:: Document segment

LibraryThing's founder, Tim Spalding, did a very good (and very well-attended) presentation called, "Is Your OPAC Fun?" Short answer: probably not, but he had some excellent ideas about what to do to change that. LibraryThing continues to grow and add new features; they have over 285,000 registered users already.

Finally, I went to a presentation called "Crisis Communication: Sound Like a Star on the 6:00 News," by Bob Zajac of Highland Public Relations. He gave some excellent tips on how to prepare for the public relations fall out of a crisis (anything from a fire to a funding disaster to a challenge to your internet policies to an invasion by the June Taylor Dancers). Bob has many years of experience in TV news and public relations, and his ideas were down to earth and told with a nice leavening of humor.

Kudos to OLC on another excellent conference!

Monday, October 01, 2007

How Ya Gonna Keep 'em Down on the Farm?

I spent this past weekend in New York City with my wife, the long-suffering Joyce, and my grandson, Jake. Jake is a pretty smart kid, but his frame of reference continues to astound me.

::::
:: Material shown

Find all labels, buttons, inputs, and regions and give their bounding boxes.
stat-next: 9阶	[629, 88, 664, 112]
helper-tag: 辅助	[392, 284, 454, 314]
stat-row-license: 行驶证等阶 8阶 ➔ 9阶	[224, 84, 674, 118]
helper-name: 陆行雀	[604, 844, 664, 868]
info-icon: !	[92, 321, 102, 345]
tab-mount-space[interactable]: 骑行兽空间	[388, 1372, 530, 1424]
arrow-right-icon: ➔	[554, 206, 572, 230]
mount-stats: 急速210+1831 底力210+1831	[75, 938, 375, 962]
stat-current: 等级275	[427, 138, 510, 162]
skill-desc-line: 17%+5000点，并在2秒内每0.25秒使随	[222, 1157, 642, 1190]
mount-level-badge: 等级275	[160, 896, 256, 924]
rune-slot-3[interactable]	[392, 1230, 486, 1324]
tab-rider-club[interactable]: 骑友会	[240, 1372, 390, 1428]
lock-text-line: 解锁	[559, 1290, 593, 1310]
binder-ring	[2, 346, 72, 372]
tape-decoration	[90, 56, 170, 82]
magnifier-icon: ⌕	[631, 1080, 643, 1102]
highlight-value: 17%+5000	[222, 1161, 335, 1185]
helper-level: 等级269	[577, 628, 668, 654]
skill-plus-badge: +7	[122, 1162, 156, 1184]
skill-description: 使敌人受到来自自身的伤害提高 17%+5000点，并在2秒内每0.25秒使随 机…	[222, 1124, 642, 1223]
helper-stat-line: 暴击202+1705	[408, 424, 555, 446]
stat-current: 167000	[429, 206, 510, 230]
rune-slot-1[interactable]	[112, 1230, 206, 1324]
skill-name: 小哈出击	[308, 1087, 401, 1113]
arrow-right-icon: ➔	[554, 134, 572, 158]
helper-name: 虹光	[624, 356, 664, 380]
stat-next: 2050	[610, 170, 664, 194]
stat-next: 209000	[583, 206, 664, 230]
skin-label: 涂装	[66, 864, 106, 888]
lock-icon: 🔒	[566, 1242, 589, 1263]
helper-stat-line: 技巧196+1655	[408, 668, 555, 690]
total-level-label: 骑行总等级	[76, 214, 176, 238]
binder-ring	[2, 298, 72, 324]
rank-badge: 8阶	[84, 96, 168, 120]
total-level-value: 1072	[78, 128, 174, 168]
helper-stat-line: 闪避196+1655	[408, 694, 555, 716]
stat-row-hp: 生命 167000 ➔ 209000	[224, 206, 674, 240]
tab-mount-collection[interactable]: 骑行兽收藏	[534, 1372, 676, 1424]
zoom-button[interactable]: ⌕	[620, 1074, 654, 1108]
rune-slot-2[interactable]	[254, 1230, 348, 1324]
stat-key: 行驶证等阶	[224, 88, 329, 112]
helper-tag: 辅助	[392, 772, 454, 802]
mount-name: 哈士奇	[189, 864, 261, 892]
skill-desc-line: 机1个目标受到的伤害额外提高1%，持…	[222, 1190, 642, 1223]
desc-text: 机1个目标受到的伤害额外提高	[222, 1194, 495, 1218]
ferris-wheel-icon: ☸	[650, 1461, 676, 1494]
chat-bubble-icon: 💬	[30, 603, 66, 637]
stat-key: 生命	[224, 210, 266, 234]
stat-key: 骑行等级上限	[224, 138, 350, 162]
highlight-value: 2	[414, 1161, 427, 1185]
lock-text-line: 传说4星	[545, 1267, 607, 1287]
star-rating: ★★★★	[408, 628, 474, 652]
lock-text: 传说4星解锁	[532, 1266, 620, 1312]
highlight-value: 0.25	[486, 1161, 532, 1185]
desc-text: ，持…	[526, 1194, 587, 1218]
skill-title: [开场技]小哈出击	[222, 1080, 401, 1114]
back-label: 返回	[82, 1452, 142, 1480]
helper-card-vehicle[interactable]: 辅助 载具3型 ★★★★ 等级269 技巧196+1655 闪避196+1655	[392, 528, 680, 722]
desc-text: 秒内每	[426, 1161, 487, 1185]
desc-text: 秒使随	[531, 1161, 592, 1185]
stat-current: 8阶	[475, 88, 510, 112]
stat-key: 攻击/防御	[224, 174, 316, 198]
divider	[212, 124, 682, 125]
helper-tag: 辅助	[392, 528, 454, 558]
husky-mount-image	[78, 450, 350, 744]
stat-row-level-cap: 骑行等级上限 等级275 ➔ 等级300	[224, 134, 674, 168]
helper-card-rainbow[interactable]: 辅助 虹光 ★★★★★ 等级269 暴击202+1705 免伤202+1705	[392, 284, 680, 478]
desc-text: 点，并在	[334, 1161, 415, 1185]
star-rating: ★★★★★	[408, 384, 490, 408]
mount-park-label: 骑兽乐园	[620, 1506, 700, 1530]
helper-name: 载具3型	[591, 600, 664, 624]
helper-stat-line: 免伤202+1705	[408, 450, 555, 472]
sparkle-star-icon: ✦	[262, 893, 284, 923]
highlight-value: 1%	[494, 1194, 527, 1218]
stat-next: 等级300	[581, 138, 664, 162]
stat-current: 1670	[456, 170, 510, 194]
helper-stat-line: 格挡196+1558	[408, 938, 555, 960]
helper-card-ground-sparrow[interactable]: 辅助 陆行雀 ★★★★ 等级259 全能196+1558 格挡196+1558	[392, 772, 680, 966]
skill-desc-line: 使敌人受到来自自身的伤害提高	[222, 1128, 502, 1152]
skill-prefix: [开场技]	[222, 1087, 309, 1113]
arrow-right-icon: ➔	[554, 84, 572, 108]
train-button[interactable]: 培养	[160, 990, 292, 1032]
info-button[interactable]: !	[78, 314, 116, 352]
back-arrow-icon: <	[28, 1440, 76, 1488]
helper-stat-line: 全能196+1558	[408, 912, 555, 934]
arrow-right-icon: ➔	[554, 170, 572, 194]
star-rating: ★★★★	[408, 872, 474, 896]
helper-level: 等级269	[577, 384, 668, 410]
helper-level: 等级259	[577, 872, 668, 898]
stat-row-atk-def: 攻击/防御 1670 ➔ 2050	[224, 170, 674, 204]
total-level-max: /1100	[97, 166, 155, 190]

::::

Carry on the blog text about the New York City weekend with Joyce and Jake, starting right after its last sentence. These records come from a separate source and have no connection to the blog text.

We went to see the musical Mary Poppins at the New Amsterdam Theater on Friday night. Joyce and I had seen it in London a couple of years ago, and thought Jake would be thrilled by the outstanding singing and dancing, and especially by the technical wizardry of the production. We were dead wrong. He was only occasionally interested in the show, and he seemed to be humoring Joyce and me most of the evening. (He was really looking forward to the visit to the American Museum of Natural History on Saturday.)

When I was the same age Jake is now, my birthday present from my parents was tickets to Melody Fair, an entertainment park and summer stock theater near Buffalo, to see The Music Man, starring Kolchak the Night Stalker himself, Darren McGavin, as Harold Hill. I'll never forget how exciting it was to see live actors doing amazing things, and when the North Tonawanda High School Band came down the aisle next to me, playing "Seventy Six Trombones," I thought I'd died and gone to heaven. Surely Gabriel's horn could not have sounded as sweet as those trembling saxophones!

Of course, when I saw The Music Man, my family had only owned a TV for about three years. It had a 12 inch screen (the only screen in my life at that time), a set of rabbit ears (children, ask your parents...), and three channels which broadcast for about sixteen hours a day in black and white. I rarely went to the movies, except for the occasional drive-in that went on way past my bedtime.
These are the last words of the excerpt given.